**THE TASK**: Copy each of the entries below faithfully, setting aside any pictures.

Saved data entries:

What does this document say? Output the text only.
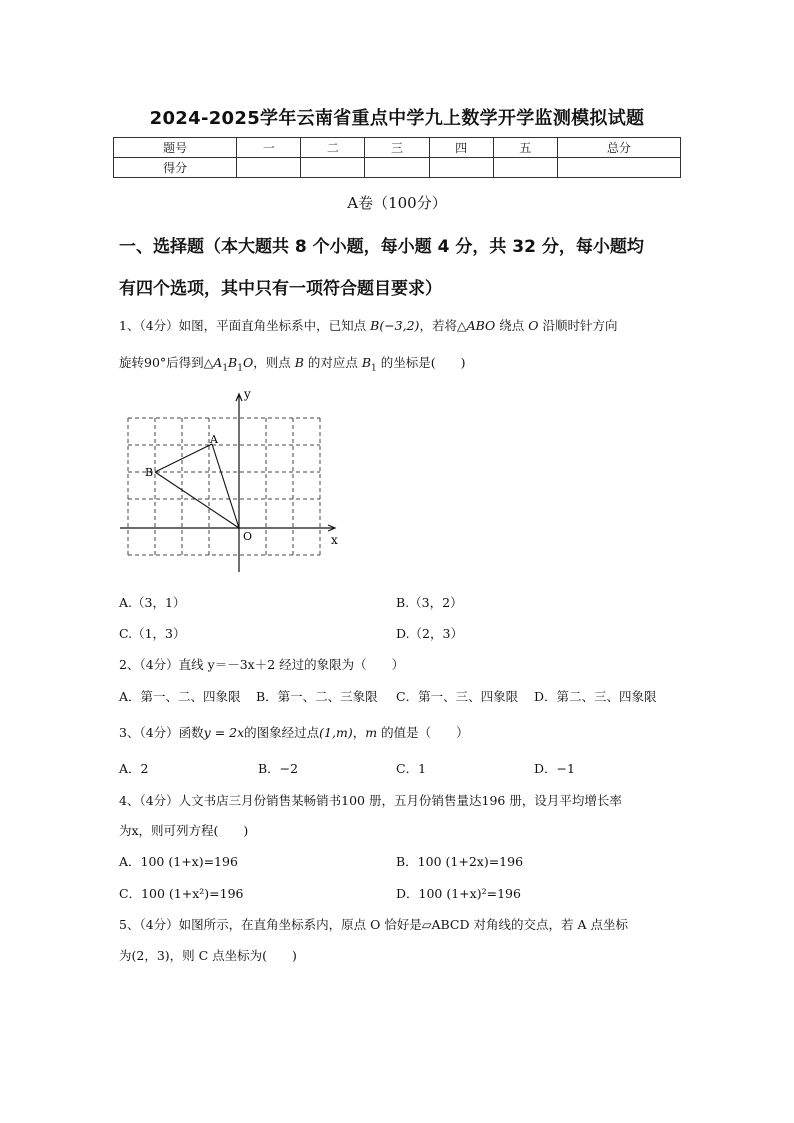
2024-2025学年云南省重点中学九上数学开学监测模拟试题
题号	一	二	三	四	五	总分
得分						
A卷（100分）
一、选择题（本大题共 8 个小题，每小题 4 分，共 32 分，每小题均
有四个选项，其中只有一项符合题目要求）
1、（4分）如图，平面直角坐标系中，已知点 B(−3,2)，若将△ABO 绕点 O 沿顺时针方向
旋转90°后得到$\triangle A_1B_1O$，则点 B 的对应点 $B_1$ 的坐标是(　　)
x
y
O
A
B
A.（3，1）	B.（3，2）
C.（1，3）	D.（2，3）
2、（4分）直线 y＝－3x＋2 经过的象限为（　　）
A．第一、二、四象限 B．第一、二、三象限 C．第一、三、四象限 D．第二、三、四象限
3、（4分）函数y = 2x的图象经过点(1,m)，m 的值是（　　）
A．2	B．−2	C．1	D．−1
4、（4分）人文书店三月份销售某畅销书100 册，五月份销售量达196 册，设月平均增长率
为x，则可列方程(　　)
A．100 (1+x)=196	B．100 (1+2x)=196
C．100 (1+x²)=196	D．100 (1+x)²=196
5、（4分）如图所示，在直角坐标系内，原点 O 恰好是▱ABCD 对角线的交点，若 A 点坐标
为(2，3)，则 C 点坐标为(　　)
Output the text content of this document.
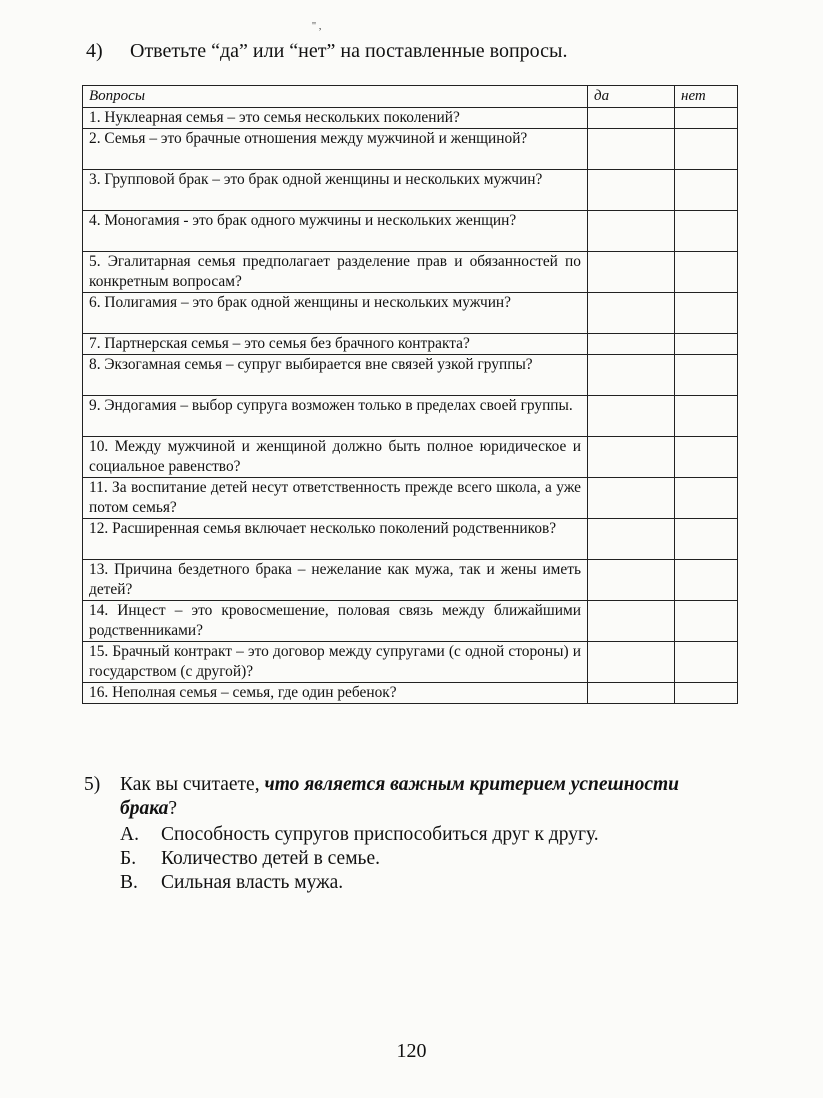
'' ,
4) Ответьте “да” или “нет” на поставленные вопросы.
Вопросы	да	нет
1. Нуклеарная семья – это семья нескольких поколений?		
2. Семья – это брачные отношения между мужчиной и женщиной?		
3. Групповой брак – это брак одной женщины и нескольких мужчин?		
4. Моногамия - это брак одного мужчины и нескольких женщин?		
5. Эгалитарная семья предполагает разделение прав и обязанностей по конкретным вопросам?		
6. Полигамия – это брак одной женщины и нескольких мужчин?		
7. Партнерская семья – это семья без брачного контракта?		
8. Экзогамная семья – супруг выбирается вне связей узкой группы?		
9. Эндогамия – выбор супруга возможен только в пределах своей группы.		
10. Между мужчиной и женщиной должно быть полное юридическое и социальное равенство?		
11. За воспитание детей несут ответственность прежде всего школа, а уже потом семья?		
12. Расширенная семья включает несколько поколений родственников?		
13. Причина бездетного брака – нежелание как мужа, так и жены иметь детей?		
14. Инцест – это кровосмешение, половая связь между ближайшими родственниками?		
15. Брачный контракт – это договор между супругами (с одной стороны) и государством (с другой)?		
16. Неполная семья – семья, где один ребенок?		
5)	Как вы считаете, что является важным критерием успешности
брака?
А.	Способность супругов приспособиться друг к другу.
Б.	Количество детей в семье.
В.	Сильная власть мужа.
120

**ANSWER TO THE EXERCISE**:
What does this document say? Output the text only.
2024-2025学年云南省重点中学九上数学开学监测模拟试题
题号	一	二	三	四	五	总分
得分						
A卷（100分）
一、选择题（本大题共 8 个小题，每小题 4 分，共 32 分，每小题均
有四个选项，其中只有一项符合题目要求）
1、（4分）如图，平面直角坐标系中，已知点 B(−3,2)，若将△ABO 绕点 O 沿顺时针方向
旋转90°后得到$\triangle A_1B_1O$，则点 B 的对应点 $B_1$ 的坐标是(　　)
x
y
O
A
B
A.（3，1）	B.（3，2）
C.（1，3）	D.（2，3）
2、（4分）直线 y＝－3x＋2 经过的象限为（　　）
A．第一、二、四象限 B．第一、二、三象限 C．第一、三、四象限 D．第二、三、四象限
3、（4分）函数y = 2x的图象经过点(1,m)，m 的值是（　　）
A．2	B．−2	C．1	D．−1
4、（4分）人文书店三月份销售某畅销书100 册，五月份销售量达196 册，设月平均增长率
为x，则可列方程(　　)
A．100 (1+x)=196	B．100 (1+2x)=196
C．100 (1+x²)=196	D．100 (1+x)²=196
5、（4分）如图所示，在直角坐标系内，原点 O 恰好是▱ABCD 对角线的交点，若 A 点坐标
为(2，3)，则 C 点坐标为(　　)
Output the text content of this document.
'' ,
4) Ответьте “да” или “нет” на поставленные вопросы.
Вопросы	да	нет
1. Нуклеарная семья – это семья нескольких поколений?		
2. Семья – это брачные отношения между мужчиной и женщиной?		
3. Групповой брак – это брак одной женщины и нескольких мужчин?		
4. Моногамия - это брак одного мужчины и нескольких женщин?		
5. Эгалитарная семья предполагает разделение прав и обязанностей по конкретным вопросам?		
6. Полигамия – это брак одной женщины и нескольких мужчин?		
7. Партнерская семья – это семья без брачного контракта?		
8. Экзогамная семья – супруг выбирается вне связей узкой группы?		
9. Эндогамия – выбор супруга возможен только в пределах своей группы.		
10. Между мужчиной и женщиной должно быть полное юридическое и социальное равенство?		
11. За воспитание детей несут ответственность прежде всего школа, а уже потом семья?		
12. Расширенная семья включает несколько поколений родственников?		
13. Причина бездетного брака – нежелание как мужа, так и жены иметь детей?		
14. Инцест – это кровосмешение, половая связь между ближайшими родственниками?		
15. Брачный контракт – это договор между супругами (с одной стороны) и государством (с другой)?		
16. Неполная семья – семья, где один ребенок?		
5)	Как вы считаете, что является важным критерием успешности
брака?
А.	Способность супругов приспособиться друг к другу.
Б.	Количество детей в семье.
В.	Сильная власть мужа.
120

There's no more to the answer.